-- Start Stored data --

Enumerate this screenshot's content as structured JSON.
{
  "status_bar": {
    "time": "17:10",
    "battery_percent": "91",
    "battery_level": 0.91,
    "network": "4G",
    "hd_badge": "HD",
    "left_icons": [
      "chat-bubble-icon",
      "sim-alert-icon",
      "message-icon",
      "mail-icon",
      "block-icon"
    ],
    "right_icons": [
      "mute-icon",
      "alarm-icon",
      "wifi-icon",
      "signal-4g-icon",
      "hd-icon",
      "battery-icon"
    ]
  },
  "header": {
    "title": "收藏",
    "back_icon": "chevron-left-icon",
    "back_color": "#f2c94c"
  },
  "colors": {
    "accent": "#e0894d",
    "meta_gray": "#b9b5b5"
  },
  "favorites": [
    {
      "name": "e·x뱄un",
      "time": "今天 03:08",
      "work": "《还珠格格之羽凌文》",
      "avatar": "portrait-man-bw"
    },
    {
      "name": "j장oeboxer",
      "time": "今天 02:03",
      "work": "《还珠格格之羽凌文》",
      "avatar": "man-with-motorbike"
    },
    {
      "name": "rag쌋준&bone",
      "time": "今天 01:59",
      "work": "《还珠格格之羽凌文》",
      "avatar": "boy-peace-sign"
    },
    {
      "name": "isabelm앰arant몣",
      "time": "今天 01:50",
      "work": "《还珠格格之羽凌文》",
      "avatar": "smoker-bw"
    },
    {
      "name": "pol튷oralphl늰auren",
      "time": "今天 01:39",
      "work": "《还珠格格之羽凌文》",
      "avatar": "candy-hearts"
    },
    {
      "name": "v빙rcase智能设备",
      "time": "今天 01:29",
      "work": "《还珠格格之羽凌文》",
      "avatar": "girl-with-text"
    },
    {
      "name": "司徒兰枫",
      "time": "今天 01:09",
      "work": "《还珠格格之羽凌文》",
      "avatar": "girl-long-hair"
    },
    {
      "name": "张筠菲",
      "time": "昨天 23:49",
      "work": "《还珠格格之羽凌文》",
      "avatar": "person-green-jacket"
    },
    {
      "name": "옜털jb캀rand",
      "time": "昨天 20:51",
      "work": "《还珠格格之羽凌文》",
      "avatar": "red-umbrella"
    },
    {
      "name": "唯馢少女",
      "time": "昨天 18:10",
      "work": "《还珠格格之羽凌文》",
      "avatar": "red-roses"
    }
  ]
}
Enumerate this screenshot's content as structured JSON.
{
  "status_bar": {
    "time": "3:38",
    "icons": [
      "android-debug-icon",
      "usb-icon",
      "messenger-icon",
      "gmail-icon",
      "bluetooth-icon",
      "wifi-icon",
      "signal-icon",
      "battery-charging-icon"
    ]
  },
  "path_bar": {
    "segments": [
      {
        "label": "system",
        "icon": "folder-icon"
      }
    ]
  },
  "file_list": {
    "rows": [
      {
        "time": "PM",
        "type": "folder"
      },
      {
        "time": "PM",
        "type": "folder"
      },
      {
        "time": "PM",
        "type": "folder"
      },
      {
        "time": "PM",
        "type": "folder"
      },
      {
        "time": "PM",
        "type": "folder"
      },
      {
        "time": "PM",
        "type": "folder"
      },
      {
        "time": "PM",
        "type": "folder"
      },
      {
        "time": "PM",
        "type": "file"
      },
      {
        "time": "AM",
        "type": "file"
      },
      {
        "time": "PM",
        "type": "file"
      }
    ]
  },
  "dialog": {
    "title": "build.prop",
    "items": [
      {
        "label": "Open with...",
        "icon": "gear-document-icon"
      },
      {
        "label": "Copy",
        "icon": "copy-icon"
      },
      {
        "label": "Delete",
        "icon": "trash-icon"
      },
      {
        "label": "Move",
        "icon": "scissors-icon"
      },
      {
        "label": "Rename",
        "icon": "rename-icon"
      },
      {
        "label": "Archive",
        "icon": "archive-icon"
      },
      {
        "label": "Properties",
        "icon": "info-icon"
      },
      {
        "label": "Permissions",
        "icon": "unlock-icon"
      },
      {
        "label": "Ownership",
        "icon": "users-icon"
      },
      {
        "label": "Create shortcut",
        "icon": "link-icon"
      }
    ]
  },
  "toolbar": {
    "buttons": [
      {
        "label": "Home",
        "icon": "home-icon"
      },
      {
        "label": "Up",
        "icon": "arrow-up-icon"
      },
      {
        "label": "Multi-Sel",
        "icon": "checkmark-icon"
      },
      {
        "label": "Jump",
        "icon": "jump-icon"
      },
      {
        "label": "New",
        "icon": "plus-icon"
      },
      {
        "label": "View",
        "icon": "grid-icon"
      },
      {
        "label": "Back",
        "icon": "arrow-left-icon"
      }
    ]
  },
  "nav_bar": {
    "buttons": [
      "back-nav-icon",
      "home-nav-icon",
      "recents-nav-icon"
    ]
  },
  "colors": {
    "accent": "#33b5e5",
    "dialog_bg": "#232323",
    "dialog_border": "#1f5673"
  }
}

-- End Stored data --

• **Objective**
Go through the material and copy out every line with "girl" in it.

• **The response**
      "avatar": "girl-with-text"
      "avatar": "girl-long-hair"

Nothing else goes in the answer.